## Do this
Reproduce the complete listing without any deviation.

== Available records

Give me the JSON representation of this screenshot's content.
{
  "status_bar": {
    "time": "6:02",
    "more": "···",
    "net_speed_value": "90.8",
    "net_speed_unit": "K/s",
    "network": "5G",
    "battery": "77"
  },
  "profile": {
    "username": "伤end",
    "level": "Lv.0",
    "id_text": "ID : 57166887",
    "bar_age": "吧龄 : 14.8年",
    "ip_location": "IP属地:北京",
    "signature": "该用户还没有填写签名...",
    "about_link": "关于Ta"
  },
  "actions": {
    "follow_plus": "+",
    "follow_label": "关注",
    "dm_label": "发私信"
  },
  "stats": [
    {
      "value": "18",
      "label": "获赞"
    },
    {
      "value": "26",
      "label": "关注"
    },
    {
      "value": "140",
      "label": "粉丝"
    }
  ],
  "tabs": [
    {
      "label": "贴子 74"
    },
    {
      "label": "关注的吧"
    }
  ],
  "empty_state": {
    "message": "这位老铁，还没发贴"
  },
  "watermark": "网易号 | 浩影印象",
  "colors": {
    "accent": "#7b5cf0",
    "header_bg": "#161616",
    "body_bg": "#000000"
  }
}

====

## Expected output
Give me the JSON representation of this screenshot's content.
{
  "status_bar": {
    "time": "6:02",
    "more": "···",
    "net_speed_value": "90.8",
    "net_speed_unit": "K/s",
    "network": "5G",
    "battery": "77"
  },
  "profile": {
    "username": "伤end",
    "level": "Lv.0",
    "id_text": "ID : 57166887",
    "bar_age": "吧龄 : 14.8年",
    "ip_location": "IP属地:北京",
    "signature": "该用户还没有填写签名...",
    "about_link": "关于Ta"
  },
  "actions": {
    "follow_plus": "+",
    "follow_label": "关注",
    "dm_label": "发私信"
  },
  "stats": [
    {
      "value": "18",
      "label": "获赞"
    },
    {
      "value": "26",
      "label": "关注"
    },
    {
      "value": "140",
      "label": "粉丝"
    }
  ],
  "tabs": [
    {
      "label": "贴子 74"
    },
    {
      "label": "关注的吧"
    }
  ],
  "empty_state": {
    "message": "这位老铁，还没发贴"
  },
  "watermark": "网易号 | 浩影印象",
  "colors": {
    "accent": "#7b5cf0",
    "header_bg": "#161616",
    "body_bg": "#000000"
  }
}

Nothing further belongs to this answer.